═════ Material shown ═════

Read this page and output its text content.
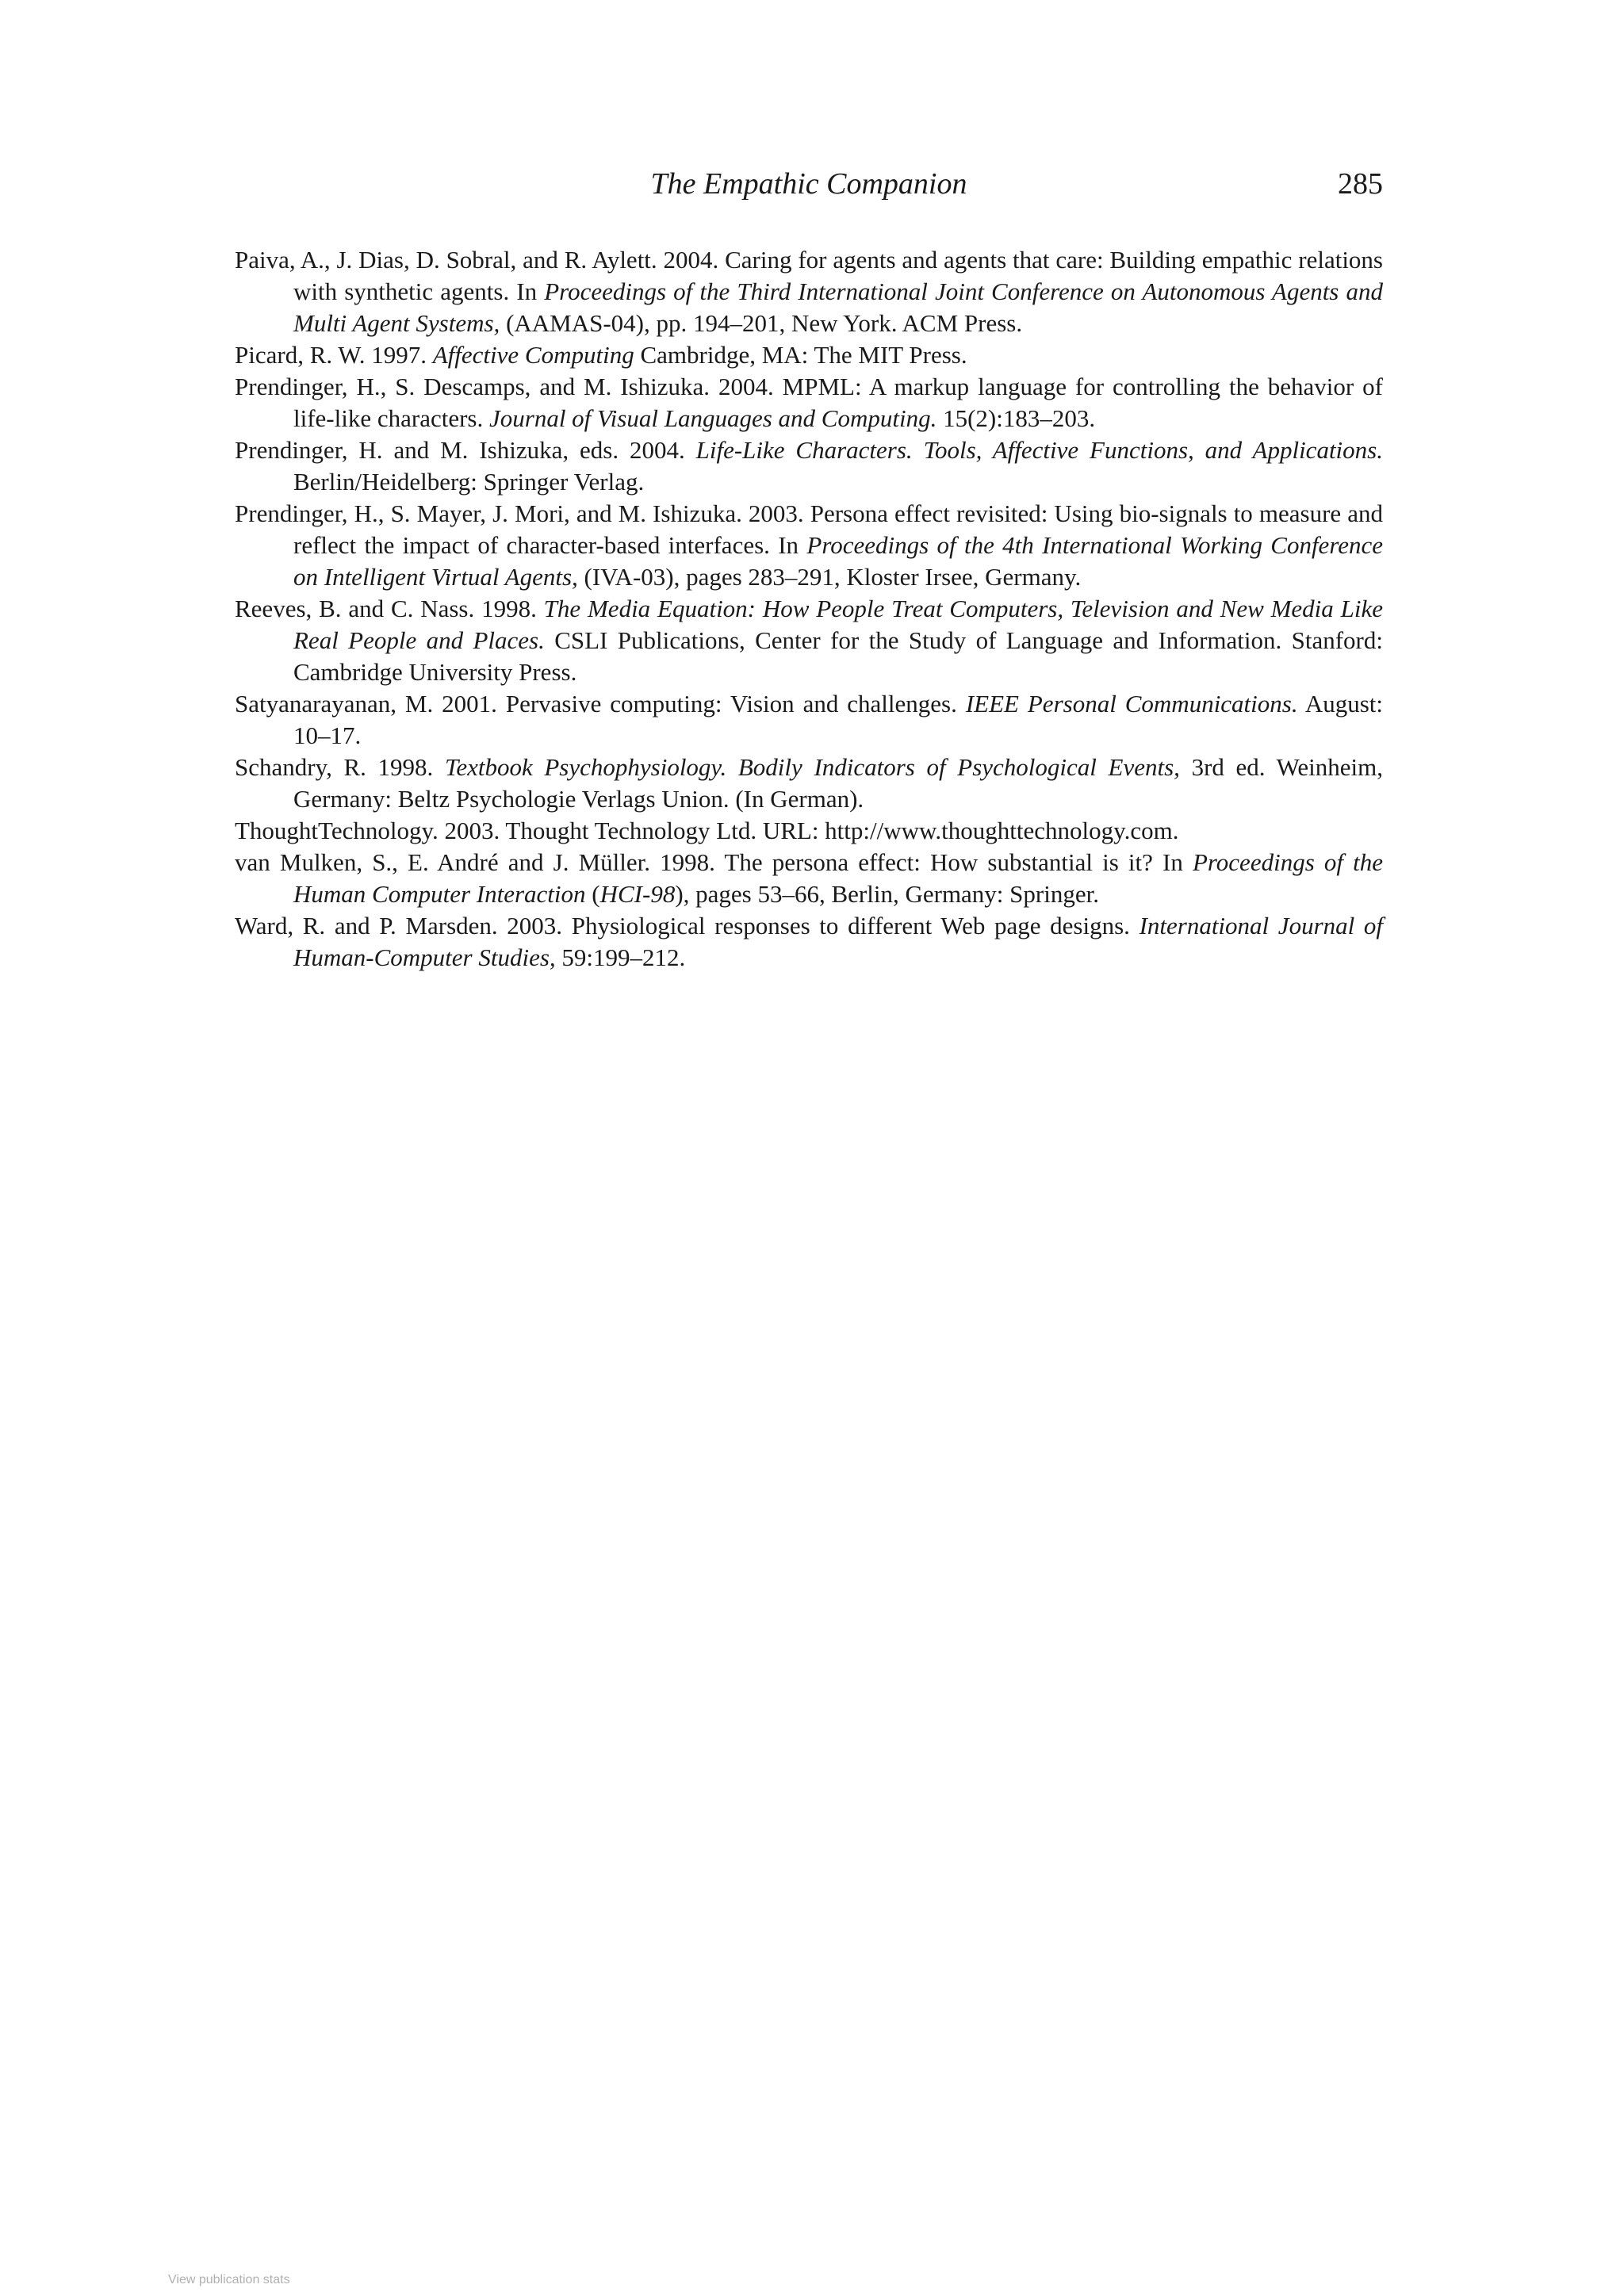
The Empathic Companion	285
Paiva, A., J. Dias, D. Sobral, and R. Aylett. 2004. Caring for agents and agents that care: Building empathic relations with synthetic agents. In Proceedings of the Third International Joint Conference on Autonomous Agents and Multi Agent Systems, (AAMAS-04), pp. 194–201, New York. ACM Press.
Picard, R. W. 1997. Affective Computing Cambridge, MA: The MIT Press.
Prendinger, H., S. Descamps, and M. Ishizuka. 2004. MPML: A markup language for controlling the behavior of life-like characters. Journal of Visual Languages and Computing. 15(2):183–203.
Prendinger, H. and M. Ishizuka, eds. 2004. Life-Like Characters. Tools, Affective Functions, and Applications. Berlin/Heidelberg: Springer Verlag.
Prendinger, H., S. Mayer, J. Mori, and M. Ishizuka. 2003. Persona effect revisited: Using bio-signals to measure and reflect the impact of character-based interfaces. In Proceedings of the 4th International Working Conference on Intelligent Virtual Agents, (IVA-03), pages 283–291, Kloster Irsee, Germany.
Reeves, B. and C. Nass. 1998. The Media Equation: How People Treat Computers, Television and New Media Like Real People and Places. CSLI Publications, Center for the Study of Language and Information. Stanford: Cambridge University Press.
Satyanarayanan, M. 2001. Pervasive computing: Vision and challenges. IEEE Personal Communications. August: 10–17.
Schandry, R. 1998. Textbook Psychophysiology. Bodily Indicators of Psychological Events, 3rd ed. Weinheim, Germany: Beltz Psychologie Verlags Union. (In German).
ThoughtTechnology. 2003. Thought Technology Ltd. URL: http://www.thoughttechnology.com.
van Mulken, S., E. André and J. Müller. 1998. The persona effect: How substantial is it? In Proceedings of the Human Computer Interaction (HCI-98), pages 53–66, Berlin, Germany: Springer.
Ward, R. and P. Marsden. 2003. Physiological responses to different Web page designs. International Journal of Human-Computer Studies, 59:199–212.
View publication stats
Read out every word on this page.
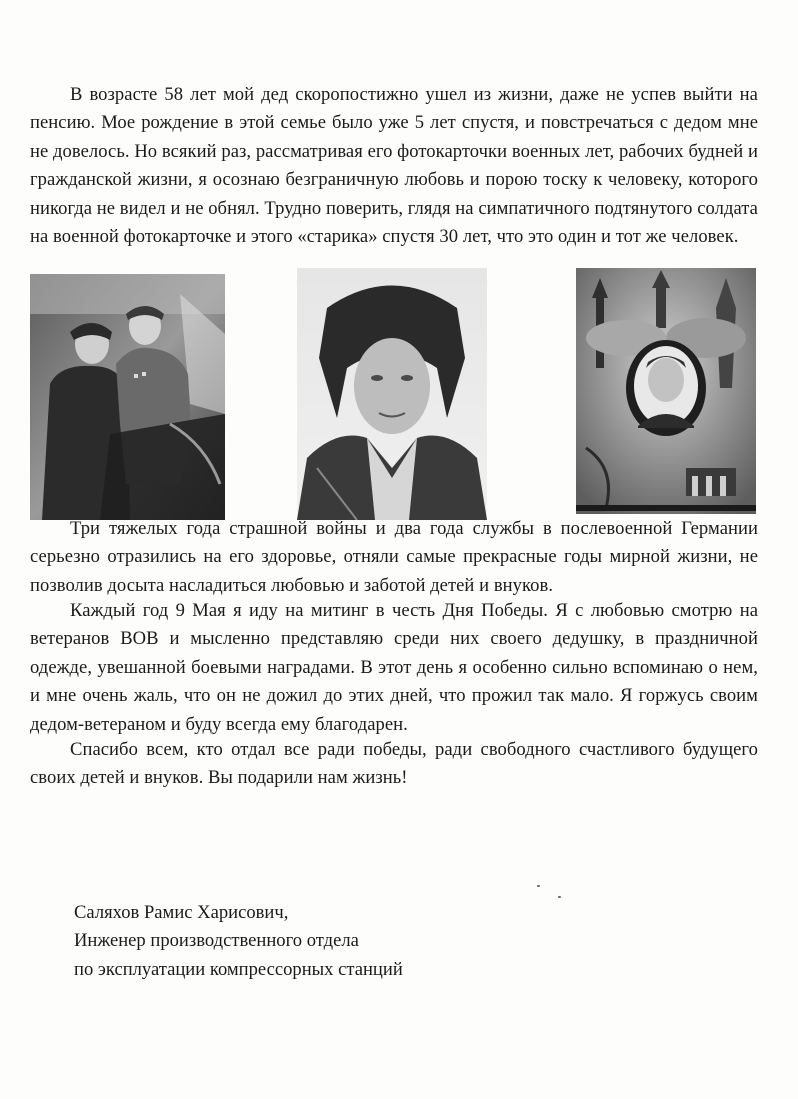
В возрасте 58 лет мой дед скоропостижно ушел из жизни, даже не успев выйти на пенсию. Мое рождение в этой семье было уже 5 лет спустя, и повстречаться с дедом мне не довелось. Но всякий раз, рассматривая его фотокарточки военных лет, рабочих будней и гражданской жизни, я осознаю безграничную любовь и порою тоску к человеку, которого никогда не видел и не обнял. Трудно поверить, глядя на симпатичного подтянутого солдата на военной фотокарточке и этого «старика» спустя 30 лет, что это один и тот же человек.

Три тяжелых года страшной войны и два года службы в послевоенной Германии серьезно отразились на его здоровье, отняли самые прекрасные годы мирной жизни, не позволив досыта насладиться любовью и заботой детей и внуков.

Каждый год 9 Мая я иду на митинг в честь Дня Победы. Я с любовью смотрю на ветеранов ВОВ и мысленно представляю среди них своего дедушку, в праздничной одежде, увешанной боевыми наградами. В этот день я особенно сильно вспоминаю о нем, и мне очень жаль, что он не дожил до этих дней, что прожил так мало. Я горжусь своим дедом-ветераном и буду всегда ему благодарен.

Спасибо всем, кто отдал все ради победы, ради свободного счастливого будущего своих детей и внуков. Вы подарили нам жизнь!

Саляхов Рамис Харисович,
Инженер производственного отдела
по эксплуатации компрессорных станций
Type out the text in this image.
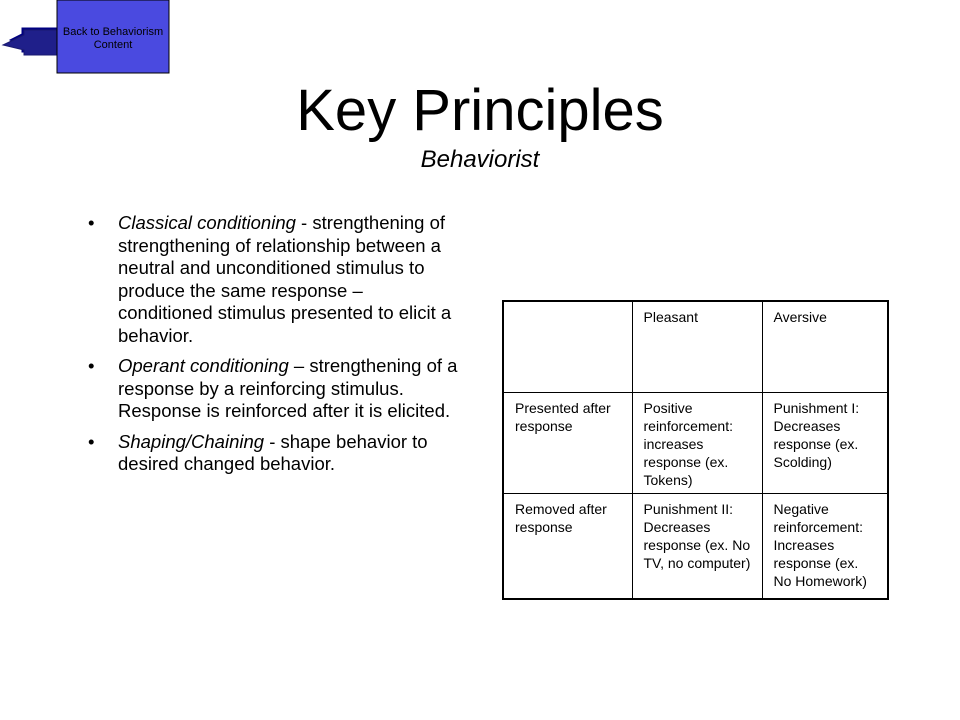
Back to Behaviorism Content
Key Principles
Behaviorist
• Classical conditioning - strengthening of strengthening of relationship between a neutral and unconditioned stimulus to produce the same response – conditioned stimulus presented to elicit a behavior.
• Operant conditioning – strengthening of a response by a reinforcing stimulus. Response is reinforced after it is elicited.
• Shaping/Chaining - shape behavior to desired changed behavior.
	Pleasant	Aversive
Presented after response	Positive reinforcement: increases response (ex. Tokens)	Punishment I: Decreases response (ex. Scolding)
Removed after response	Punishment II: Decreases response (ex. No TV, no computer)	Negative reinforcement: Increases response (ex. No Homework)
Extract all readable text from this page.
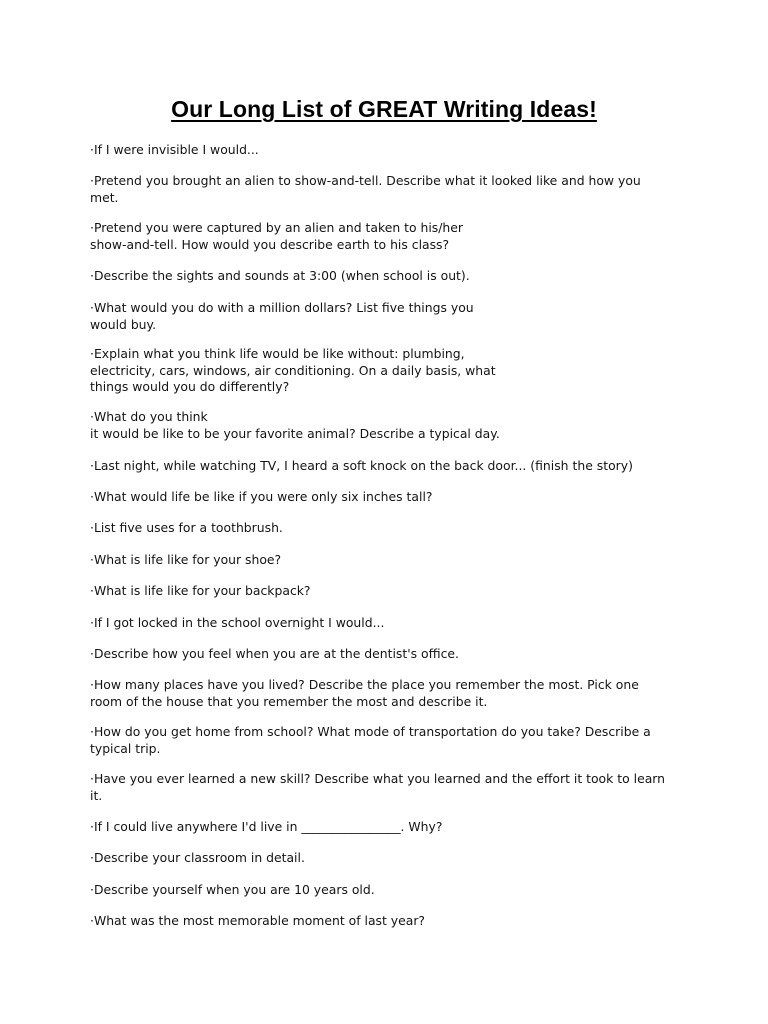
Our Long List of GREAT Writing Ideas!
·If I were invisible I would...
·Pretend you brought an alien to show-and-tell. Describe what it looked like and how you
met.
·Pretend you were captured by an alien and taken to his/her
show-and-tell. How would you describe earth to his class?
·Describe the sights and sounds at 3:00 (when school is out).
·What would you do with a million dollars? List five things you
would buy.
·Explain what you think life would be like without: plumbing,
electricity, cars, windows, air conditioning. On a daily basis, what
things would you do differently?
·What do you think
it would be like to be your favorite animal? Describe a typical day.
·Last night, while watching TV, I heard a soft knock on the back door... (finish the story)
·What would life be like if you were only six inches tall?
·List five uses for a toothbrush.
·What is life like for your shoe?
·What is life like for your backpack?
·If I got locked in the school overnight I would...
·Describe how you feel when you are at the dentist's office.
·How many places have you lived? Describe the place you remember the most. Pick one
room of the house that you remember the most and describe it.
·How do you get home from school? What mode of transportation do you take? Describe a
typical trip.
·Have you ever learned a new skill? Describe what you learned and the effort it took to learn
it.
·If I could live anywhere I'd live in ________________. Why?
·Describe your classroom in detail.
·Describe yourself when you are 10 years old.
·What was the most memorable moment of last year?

═════

What is required => Except for the pictures, reproduce every line exactly.

Exercise result =>
Read this page and output its text content.
The Empathic Companion	285
Paiva, A., J. Dias, D. Sobral, and R. Aylett. 2004. Caring for agents and agents that care: Building empathic relations with synthetic agents. In Proceedings of the Third International Joint Conference on Autonomous Agents and Multi Agent Systems, (AAMAS-04), pp. 194–201, New York. ACM Press.
Picard, R. W. 1997. Affective Computing Cambridge, MA: The MIT Press.
Prendinger, H., S. Descamps, and M. Ishizuka. 2004. MPML: A markup language for controlling the behavior of life-like characters. Journal of Visual Languages and Computing. 15(2):183–203.
Prendinger, H. and M. Ishizuka, eds. 2004. Life-Like Characters. Tools, Affective Functions, and Applications. Berlin/Heidelberg: Springer Verlag.
Prendinger, H., S. Mayer, J. Mori, and M. Ishizuka. 2003. Persona effect revisited: Using bio-signals to measure and reflect the impact of character-based interfaces. In Proceedings of the 4th International Working Conference on Intelligent Virtual Agents, (IVA-03), pages 283–291, Kloster Irsee, Germany.
Reeves, B. and C. Nass. 1998. The Media Equation: How People Treat Computers, Television and New Media Like Real People and Places. CSLI Publications, Center for the Study of Language and Information. Stanford: Cambridge University Press.
Satyanarayanan, M. 2001. Pervasive computing: Vision and challenges. IEEE Personal Communications. August: 10–17.
Schandry, R. 1998. Textbook Psychophysiology. Bodily Indicators of Psychological Events, 3rd ed. Weinheim, Germany: Beltz Psychologie Verlags Union. (In German).
ThoughtTechnology. 2003. Thought Technology Ltd. URL: http://www.thoughttechnology.com.
van Mulken, S., E. André and J. Müller. 1998. The persona effect: How substantial is it? In Proceedings of the Human Computer Interaction (HCI-98), pages 53–66, Berlin, Germany: Springer.
Ward, R. and P. Marsden. 2003. Physiological responses to different Web page designs. International Journal of Human-Computer Studies, 59:199–212.
View publication stats
Read out every word on this page.
В возрасте 58 лет мой дед скоропостижно ушел из жизни, даже не успев выйти на пенсию. Мое рождение в этой семье было уже 5 лет спустя, и повстречаться с дедом мне не довелось. Но всякий раз, рассматривая его фотокарточки военных лет, рабочих будней и гражданской жизни, я осознаю безграничную любовь и порою тоску к человеку, которого никогда не видел и не обнял. Трудно поверить, глядя на симпатичного подтянутого солдата на военной фотокарточке и этого «старика» спустя 30 лет, что это один и тот же человек.

Три тяжелых года страшной войны и два года службы в послевоенной Германии серьезно отразились на его здоровье, отняли самые прекрасные годы мирной жизни, не позволив досыта насладиться любовью и заботой детей и внуков.

Каждый год 9 Мая я иду на митинг в честь Дня Победы. Я с любовью смотрю на ветеранов ВОВ и мысленно представляю среди них своего дедушку, в праздничной одежде, увешанной боевыми наградами. В этот день я особенно сильно вспоминаю о нем, и мне очень жаль, что он не дожил до этих дней, что прожил так мало. Я горжусь своим дедом-ветераном и буду всегда ему благодарен.

Спасибо всем, кто отдал все ради победы, ради свободного счастливого будущего своих детей и внуков. Вы подарили нам жизнь!

Саляхов Рамис Харисович,
Инженер производственного отдела
по эксплуатации компрессорных станций
Type out the text in this image.
Back to Behaviorism Content
Key Principles
Behaviorist
• Classical conditioning - strengthening of strengthening of relationship between a neutral and unconditioned stimulus to produce the same response – conditioned stimulus presented to elicit a behavior.
• Operant conditioning – strengthening of a response by a reinforcing stimulus. Response is reinforced after it is elicited.
• Shaping/Chaining - shape behavior to desired changed behavior.
	Pleasant	Aversive
Presented after response	Positive reinforcement: increases response (ex. Tokens)	Punishment I: Decreases response (ex. Scolding)
Removed after response	Punishment II: Decreases response (ex. No TV, no computer)	Negative reinforcement: Increases response (ex. No Homework)
Extract all readable text from this page.
Our Long List of GREAT Writing Ideas!
·If I were invisible I would...
·Pretend you brought an alien to show-and-tell. Describe what it looked like and how you
met.
·Pretend you were captured by an alien and taken to his/her
show-and-tell. How would you describe earth to his class?
·Describe the sights and sounds at 3:00 (when school is out).
·What would you do with a million dollars? List five things you
would buy.
·Explain what you think life would be like without: plumbing,
electricity, cars, windows, air conditioning. On a daily basis, what
things would you do differently?
·What do you think
it would be like to be your favorite animal? Describe a typical day.
·Last night, while watching TV, I heard a soft knock on the back door... (finish the story)
·What would life be like if you were only six inches tall?
·List five uses for a toothbrush.
·What is life like for your shoe?
·What is life like for your backpack?
·If I got locked in the school overnight I would...
·Describe how you feel when you are at the dentist's office.
·How many places have you lived? Describe the place you remember the most. Pick one
room of the house that you remember the most and describe it.
·How do you get home from school? What mode of transportation do you take? Describe a
typical trip.
·Have you ever learned a new skill? Describe what you learned and the effort it took to learn
it.
·If I could live anywhere I'd live in ________________. Why?
·Describe your classroom in detail.
·Describe yourself when you are 10 years old.
·What was the most memorable moment of last year?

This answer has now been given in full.